══ SUPPLIED MATERIAL

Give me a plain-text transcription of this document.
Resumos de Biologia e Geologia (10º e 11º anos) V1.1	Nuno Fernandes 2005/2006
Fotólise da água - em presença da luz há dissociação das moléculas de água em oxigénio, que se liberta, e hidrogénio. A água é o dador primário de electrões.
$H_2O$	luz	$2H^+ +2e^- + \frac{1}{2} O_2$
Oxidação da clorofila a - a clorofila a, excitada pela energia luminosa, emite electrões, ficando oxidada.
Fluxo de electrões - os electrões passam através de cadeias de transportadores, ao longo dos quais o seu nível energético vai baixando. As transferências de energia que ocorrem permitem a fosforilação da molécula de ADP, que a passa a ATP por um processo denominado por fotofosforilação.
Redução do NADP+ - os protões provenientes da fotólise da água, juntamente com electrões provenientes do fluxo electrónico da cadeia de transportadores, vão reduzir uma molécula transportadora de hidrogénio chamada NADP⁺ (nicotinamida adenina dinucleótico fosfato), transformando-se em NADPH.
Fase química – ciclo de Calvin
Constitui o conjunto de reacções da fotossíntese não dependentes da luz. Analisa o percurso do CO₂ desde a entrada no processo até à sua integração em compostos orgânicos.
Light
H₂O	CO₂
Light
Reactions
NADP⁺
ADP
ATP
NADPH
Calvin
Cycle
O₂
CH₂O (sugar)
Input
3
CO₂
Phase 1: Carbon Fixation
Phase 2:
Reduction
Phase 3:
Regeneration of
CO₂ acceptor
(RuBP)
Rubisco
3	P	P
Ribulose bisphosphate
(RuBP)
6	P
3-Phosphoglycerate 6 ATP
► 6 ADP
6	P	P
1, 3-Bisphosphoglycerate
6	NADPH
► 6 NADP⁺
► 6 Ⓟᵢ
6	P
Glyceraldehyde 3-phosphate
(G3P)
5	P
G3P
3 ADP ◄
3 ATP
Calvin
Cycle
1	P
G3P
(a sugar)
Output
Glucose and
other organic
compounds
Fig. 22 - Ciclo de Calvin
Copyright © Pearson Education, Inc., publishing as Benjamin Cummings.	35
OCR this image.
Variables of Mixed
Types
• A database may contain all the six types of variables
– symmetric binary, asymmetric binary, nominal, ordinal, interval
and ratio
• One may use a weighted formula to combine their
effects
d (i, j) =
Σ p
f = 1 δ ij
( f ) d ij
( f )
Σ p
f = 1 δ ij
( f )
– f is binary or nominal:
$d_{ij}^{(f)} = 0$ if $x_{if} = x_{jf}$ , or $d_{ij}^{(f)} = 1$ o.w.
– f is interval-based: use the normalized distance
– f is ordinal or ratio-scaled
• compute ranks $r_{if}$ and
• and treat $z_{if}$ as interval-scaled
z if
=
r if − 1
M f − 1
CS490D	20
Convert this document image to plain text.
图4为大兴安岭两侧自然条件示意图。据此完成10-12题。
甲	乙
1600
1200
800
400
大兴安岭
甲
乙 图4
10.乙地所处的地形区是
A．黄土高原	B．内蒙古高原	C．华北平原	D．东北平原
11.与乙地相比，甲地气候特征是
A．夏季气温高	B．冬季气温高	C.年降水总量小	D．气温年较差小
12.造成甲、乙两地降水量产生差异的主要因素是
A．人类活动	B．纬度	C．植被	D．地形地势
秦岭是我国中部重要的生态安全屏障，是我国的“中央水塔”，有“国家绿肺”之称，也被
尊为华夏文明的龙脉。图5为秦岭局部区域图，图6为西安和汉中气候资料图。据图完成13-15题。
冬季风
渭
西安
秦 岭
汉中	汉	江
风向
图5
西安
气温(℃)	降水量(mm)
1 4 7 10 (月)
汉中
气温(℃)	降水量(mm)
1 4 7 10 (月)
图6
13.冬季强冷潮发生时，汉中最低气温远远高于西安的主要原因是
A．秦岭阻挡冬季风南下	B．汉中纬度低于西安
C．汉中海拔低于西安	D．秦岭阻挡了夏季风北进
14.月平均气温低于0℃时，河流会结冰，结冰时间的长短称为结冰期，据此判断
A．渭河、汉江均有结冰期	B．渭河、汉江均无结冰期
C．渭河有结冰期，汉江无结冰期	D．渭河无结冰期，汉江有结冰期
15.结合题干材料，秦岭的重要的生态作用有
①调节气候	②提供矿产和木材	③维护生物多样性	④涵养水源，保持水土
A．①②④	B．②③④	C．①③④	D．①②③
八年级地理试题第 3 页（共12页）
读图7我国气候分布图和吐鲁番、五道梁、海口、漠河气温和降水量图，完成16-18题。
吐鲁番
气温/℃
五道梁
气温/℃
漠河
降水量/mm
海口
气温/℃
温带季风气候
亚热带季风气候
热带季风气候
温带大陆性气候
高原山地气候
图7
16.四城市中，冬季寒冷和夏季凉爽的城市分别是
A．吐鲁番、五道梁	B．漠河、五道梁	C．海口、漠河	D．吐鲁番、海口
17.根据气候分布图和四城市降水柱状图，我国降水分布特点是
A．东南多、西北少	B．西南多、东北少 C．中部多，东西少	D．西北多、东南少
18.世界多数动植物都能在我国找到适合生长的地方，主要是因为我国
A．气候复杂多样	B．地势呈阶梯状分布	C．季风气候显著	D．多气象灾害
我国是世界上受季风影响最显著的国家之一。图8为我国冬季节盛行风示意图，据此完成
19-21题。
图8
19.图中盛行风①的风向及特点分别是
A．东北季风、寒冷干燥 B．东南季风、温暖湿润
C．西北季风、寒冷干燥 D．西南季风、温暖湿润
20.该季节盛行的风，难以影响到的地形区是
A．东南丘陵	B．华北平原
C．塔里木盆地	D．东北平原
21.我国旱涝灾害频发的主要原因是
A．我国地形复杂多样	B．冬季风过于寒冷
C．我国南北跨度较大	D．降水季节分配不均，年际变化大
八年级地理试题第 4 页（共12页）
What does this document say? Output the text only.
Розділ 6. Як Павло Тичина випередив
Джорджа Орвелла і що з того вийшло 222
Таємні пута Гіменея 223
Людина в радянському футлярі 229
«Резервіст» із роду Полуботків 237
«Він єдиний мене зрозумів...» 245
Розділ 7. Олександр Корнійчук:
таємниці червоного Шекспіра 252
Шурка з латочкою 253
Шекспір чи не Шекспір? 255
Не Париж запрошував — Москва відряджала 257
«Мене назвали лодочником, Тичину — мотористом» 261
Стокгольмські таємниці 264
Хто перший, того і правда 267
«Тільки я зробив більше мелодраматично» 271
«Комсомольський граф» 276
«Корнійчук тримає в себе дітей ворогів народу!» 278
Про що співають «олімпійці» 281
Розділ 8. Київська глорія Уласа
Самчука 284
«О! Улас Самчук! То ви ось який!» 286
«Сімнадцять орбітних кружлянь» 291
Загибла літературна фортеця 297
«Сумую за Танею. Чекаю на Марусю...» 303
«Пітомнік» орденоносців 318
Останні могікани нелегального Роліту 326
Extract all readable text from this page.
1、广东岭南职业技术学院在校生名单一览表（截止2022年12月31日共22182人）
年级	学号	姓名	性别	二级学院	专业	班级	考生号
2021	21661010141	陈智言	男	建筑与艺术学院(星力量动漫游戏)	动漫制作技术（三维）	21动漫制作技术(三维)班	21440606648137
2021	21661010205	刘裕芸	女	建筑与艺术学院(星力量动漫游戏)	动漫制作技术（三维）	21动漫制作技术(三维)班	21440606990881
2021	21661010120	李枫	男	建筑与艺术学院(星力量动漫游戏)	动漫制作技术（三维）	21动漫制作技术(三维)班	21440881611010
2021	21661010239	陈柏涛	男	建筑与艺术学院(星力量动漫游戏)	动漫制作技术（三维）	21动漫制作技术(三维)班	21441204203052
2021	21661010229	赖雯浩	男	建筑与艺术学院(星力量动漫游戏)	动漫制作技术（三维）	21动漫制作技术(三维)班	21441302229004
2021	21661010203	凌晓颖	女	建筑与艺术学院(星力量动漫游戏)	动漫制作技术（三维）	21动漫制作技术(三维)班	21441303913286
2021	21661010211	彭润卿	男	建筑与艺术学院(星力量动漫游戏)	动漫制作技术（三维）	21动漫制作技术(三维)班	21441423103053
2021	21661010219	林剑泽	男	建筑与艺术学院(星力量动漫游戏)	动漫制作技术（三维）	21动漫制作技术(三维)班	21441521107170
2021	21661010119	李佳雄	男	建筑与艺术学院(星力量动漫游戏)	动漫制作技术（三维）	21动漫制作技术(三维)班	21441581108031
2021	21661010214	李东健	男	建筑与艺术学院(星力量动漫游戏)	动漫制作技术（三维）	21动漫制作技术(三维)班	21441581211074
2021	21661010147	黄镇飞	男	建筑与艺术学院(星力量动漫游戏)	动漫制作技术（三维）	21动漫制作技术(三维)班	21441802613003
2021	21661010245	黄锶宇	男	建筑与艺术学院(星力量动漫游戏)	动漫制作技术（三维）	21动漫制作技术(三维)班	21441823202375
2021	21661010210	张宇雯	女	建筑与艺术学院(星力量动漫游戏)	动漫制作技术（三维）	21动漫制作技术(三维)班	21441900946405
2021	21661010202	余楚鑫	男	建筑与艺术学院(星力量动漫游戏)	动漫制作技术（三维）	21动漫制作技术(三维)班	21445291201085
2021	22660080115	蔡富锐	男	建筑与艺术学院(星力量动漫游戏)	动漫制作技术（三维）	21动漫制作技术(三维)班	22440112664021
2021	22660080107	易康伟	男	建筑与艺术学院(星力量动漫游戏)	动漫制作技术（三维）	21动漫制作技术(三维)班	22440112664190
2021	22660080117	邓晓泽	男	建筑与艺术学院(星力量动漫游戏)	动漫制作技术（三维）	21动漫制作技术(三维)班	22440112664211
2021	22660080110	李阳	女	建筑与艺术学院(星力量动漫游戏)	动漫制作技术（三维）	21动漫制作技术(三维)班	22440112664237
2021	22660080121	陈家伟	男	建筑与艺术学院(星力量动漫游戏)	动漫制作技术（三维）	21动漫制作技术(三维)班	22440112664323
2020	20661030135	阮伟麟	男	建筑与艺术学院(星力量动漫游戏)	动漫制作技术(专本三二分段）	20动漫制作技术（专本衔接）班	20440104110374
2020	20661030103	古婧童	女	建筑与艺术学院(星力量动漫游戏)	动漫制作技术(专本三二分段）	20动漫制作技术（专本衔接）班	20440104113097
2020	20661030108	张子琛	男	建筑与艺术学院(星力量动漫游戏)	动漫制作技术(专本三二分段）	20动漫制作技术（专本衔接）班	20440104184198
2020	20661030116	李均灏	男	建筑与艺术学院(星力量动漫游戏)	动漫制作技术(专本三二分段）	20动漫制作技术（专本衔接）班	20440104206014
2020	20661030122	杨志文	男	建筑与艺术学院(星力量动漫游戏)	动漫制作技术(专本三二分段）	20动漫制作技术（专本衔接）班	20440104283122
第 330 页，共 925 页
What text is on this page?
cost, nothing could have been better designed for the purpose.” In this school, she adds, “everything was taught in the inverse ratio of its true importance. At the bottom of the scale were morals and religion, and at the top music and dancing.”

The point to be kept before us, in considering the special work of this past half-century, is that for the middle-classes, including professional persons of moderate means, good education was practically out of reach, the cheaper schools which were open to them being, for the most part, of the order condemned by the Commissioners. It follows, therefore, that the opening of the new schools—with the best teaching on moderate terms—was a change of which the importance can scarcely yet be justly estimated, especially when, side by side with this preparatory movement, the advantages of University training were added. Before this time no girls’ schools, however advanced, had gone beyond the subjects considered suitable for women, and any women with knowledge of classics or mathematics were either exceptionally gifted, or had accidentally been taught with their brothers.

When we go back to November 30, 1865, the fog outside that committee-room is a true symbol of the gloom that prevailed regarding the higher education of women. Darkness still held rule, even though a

════

• PROBLEM TO WORK ON: Track down all lines above with the string "того" and copy them.

• SOLUTION TO THE EXERCISE:
Джорджа Орвелла і що з того вийшло 222
Хто перший, того і правда 267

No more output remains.